> _Tasks to carry out_
1. In the guidance on tribunal disclosure, list every example given of something other than a paper document that still counts as a 'document'.
2. Answer these from the guidance on tribunal disclosure:
(a) What do the parties allow each other to do once the lists of documents have been served?
(b) Can a tribunal require a party to create evidence?
(c) What must a 'without prejudice' document genuinely be aimed at to be privileged?
3. Reproduce the guidance on tribunal disclosure word for word, from "What is disclosure" to "the employment tribunal.".

[Start Text excerpt]

Handling employment tribunal claims: disclosure, witness evidence and settlement

Maxine Douglas of Clyde & Co provides guidance on the documents and statements involved in the defence of tribunal claims, and on the settlement of claims.

Disclosure and inspection

What is disclosure and why is it needed?

  • Disclosure is the production by all parties of a list of the documents in their possession that are relevant to the claims being brought in the employment tribunal.

  • It enables both parties to gain knowledge of the documents upon which the other party intends to rely and to enable them to assess the merits of the case.

    What does disclosure involve?

  • First, disclosure involves producing and serving on the other party a list of the relevant documents in accordance with the directions of the tribunal.

  • Second, the parties will allow each other to inspect any of the documents listed (unless a document is 'privileged').

    What are 'documents'?

  • The definition of 'document' is not limited to paper documents, but extends to anything upon which evidence or information is recorded, eg tape recordings, e-mails, microfilms, photographs and video tapes.

    Which documents must be disclosed?

  • Generally, all relevant documents should be disclosed, even if they are privileged (although privileged documents need not be produced for inspection). This means that documents on which you intend to rely as well as documents that damage your case or help the other side must be disclosed. However, you need undertake only a reasonable search for these documents.

  • Disclosure is limited to documents already in existence. Therefore a tribunal cannot require a party to create evidence, eg statistical evidence.

  • Only documents that are, or have been, in your control or possession, or documents that you have had a right to take possession of, to inspect or to take copies of, must be disclosed.

    What is 'privilege'?

  • If a document is privileged, it means that a party cannot be compelled to grant inspection of that document.

  • A witness cannot be asked questions that, if answered, would lead to the disclosure of privileged information.

  • Categories of privilege include:

    -         legal professional privilege (ie most communications between a solicitor and his or her client);

    -         litigation privilege (ie certain documents/communications made where the dominant purpose for which they were made or brought into existence is litigation or the reasonable prospect of litigation);

    -         the privilege attaching to 'without prejudice' communications, ie those regarding a possible settlement (although marking a document 'without prejudice' does not always mean that the document will be privileged; in order to be so it must be genuinely aimed at achieving a settlement).

[End Text excerpt]
[Start Listed entries]

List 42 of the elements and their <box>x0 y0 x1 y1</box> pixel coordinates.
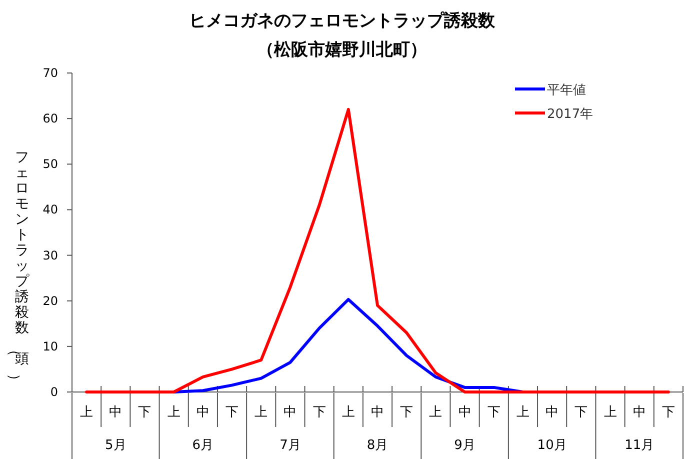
text: 10月 <box>537 438 567 453</box>
x-tick-label: 中 <box>371 405 384 420</box>
text: フェロモントラップ誘殺数（頭） <box>6 149 29 388</box>
y-tick-label: 10 <box>42 339 58 354</box>
x-tick-label: 下 <box>138 405 152 420</box>
x-tick-label: 上 <box>342 405 355 420</box>
x-tick-label: 下 <box>487 405 500 420</box>
text: 5月 <box>105 438 126 453</box>
y-tick-label: 50 <box>42 157 58 172</box>
x-tick-label: 中 <box>632 405 646 420</box>
text: 7月 <box>280 438 301 453</box>
x-tick-label: 上 <box>604 405 617 420</box>
x-tick-label: 中 <box>546 405 559 420</box>
chart-subtitle: （松阪市嬉野川北町） <box>257 40 427 60</box>
x-tick-label: 中 <box>458 405 472 420</box>
y-tick-label: 40 <box>42 202 58 217</box>
x-tick-label: 下 <box>226 405 239 420</box>
chart-title: ヒメコガネのフェロモントラップ誘殺数 <box>189 11 496 31</box>
y-tick-label: 60 <box>42 112 58 126</box>
text: 8月 <box>366 438 388 453</box>
x-tick-label: 下 <box>662 405 675 420</box>
y-tick-label: 0 <box>50 385 58 399</box>
x-tick-label: 下 <box>400 405 414 420</box>
x-tick-label: 上 <box>516 405 530 420</box>
y-tick-label: 20 <box>42 294 58 308</box>
x-tick-label: 上 <box>254 405 268 420</box>
x-tick-label: 中 <box>109 405 122 420</box>
y-tick-label: 70 <box>42 66 58 80</box>
x-tick-label: 下 <box>312 405 326 420</box>
x-tick-label: 中 <box>284 405 297 420</box>
text: 6月 <box>192 438 214 453</box>
legend-label: 平年値 <box>547 83 586 98</box>
text: 11月 <box>624 438 654 453</box>
x-tick-label: 上 <box>429 405 442 420</box>
y-tick-label: 30 <box>42 248 58 262</box>
line-series <box>85 108 670 394</box>
x-tick-label: 上 <box>80 405 94 420</box>
x-tick-label: 下 <box>574 405 588 420</box>
text: 9月 <box>454 438 476 453</box>
x-tick-label: 上 <box>167 405 180 420</box>
x-tick-label: 中 <box>196 405 210 420</box>
legend-label: 2017年 <box>547 107 594 122</box>
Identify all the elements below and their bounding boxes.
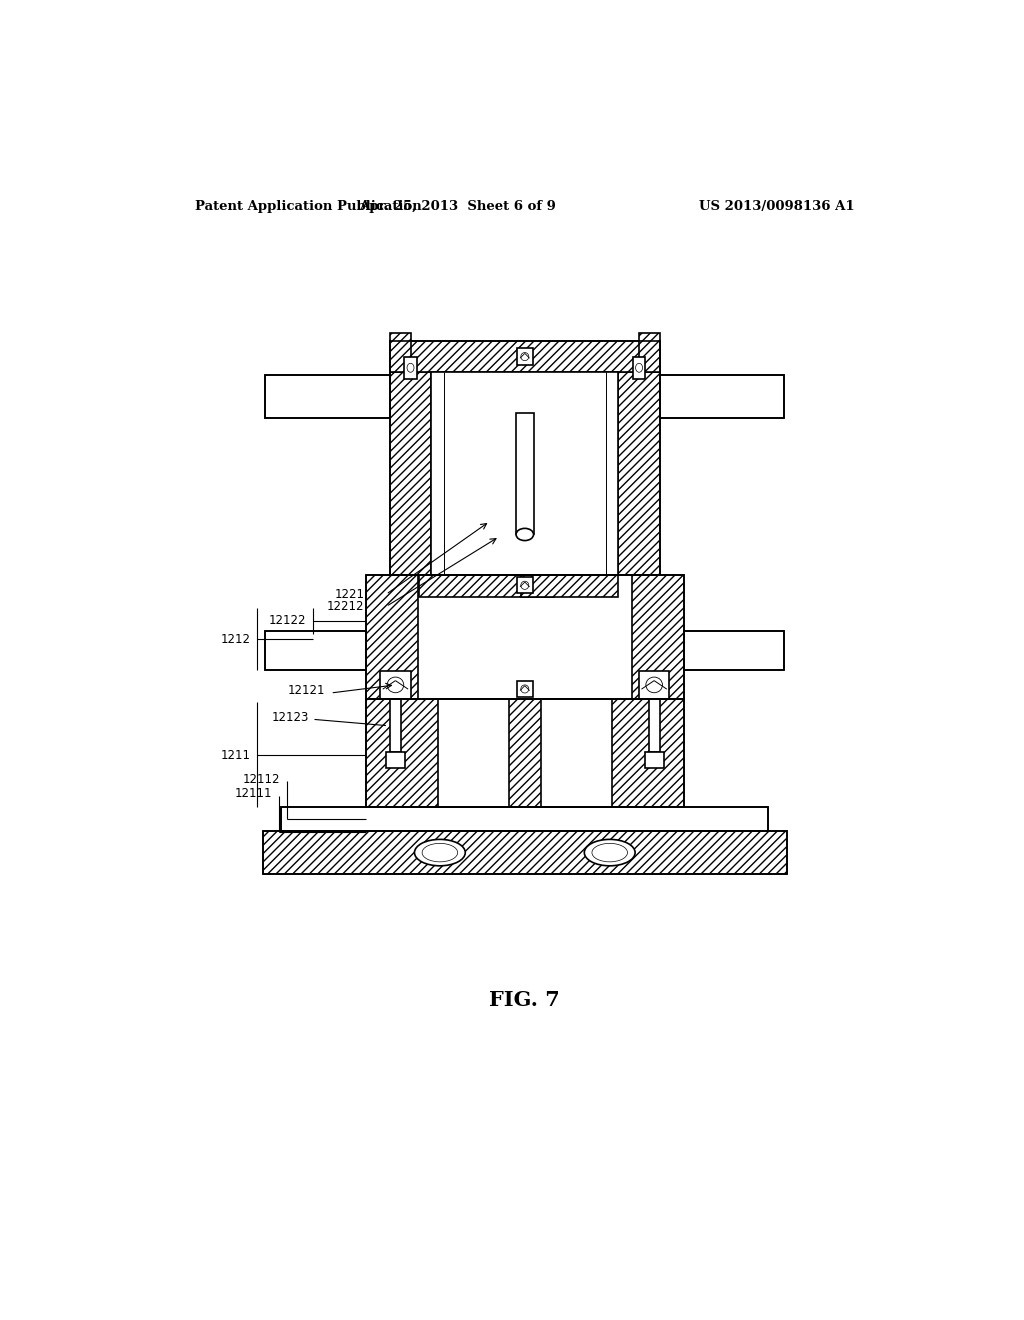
Bar (390, 333, 411, 372)
Text: 1212: 1212 (221, 632, 251, 645)
Text: Apr. 25, 2013  Sheet 6 of 9: Apr. 25, 2013 Sheet 6 of 9 (358, 199, 556, 213)
Ellipse shape (415, 840, 465, 866)
Bar (265, 631, 367, 669)
Text: Patent Application Publication: Patent Application Publication (196, 199, 422, 213)
Bar (386, 752, 404, 768)
Text: 1221: 1221 (335, 587, 365, 601)
Bar (516, 413, 534, 535)
Bar (367, 576, 684, 700)
Bar (639, 333, 659, 372)
Ellipse shape (521, 581, 528, 589)
Bar (367, 576, 684, 700)
Text: 12122: 12122 (269, 614, 306, 627)
Ellipse shape (407, 363, 414, 372)
Text: 12212: 12212 (327, 601, 365, 612)
Bar (639, 671, 670, 700)
Bar (282, 807, 768, 832)
Bar (404, 356, 417, 379)
Ellipse shape (387, 677, 403, 693)
Ellipse shape (521, 685, 528, 693)
Bar (419, 576, 554, 598)
Ellipse shape (592, 843, 628, 862)
Ellipse shape (646, 677, 663, 693)
Ellipse shape (636, 363, 643, 372)
Text: 12112: 12112 (243, 774, 281, 785)
Bar (390, 342, 659, 576)
Bar (265, 375, 390, 417)
Text: US 2013/0098136 A1: US 2013/0098136 A1 (698, 199, 854, 213)
Bar (367, 700, 684, 807)
Text: 12123: 12123 (271, 711, 309, 723)
Bar (265, 375, 390, 417)
Bar (265, 631, 367, 669)
Bar (684, 631, 784, 669)
Text: 1211: 1211 (221, 748, 251, 762)
Bar (263, 832, 786, 874)
Bar (437, 700, 509, 807)
Bar (263, 832, 786, 874)
Bar (659, 375, 784, 417)
Bar (520, 576, 618, 598)
Bar (282, 807, 768, 832)
Bar (380, 671, 411, 700)
Ellipse shape (516, 528, 534, 541)
Bar (390, 700, 401, 752)
Ellipse shape (422, 843, 458, 862)
Bar (645, 752, 664, 768)
Ellipse shape (585, 840, 635, 866)
Ellipse shape (521, 352, 528, 360)
Bar (431, 372, 618, 576)
Bar (541, 700, 612, 807)
Bar (367, 700, 684, 807)
Bar (517, 681, 532, 697)
Text: 12111: 12111 (234, 787, 272, 800)
Bar (418, 576, 632, 700)
Bar (633, 356, 645, 379)
Text: FIG. 7: FIG. 7 (489, 990, 560, 1010)
Bar (659, 375, 784, 417)
Bar (684, 631, 784, 669)
Bar (648, 700, 659, 752)
Bar (517, 577, 532, 594)
Text: 12121: 12121 (288, 685, 325, 697)
Bar (390, 342, 659, 372)
Bar (517, 348, 532, 364)
Bar (618, 372, 659, 576)
Bar (390, 372, 431, 576)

[End Listed entries]

> _Worked solutions_
1.
- tape recordings
- e-mails
- microfilms
- photographs
- video tapes

2.
(a) They allow each other to inspect any of the listed documents, unless a document is privileged.
(b) No. Disclosure is limited to documents already in existence, so a tribunal cannot require a party to create evidence, such as statistical evidence.
(c) It must be genuinely aimed at achieving a settlement.

3.
What is disclosure and why is it needed?

  • Disclosure is the production by all parties of a list of the documents in their possession that are relevant to the claims being brought in the employment tribunal.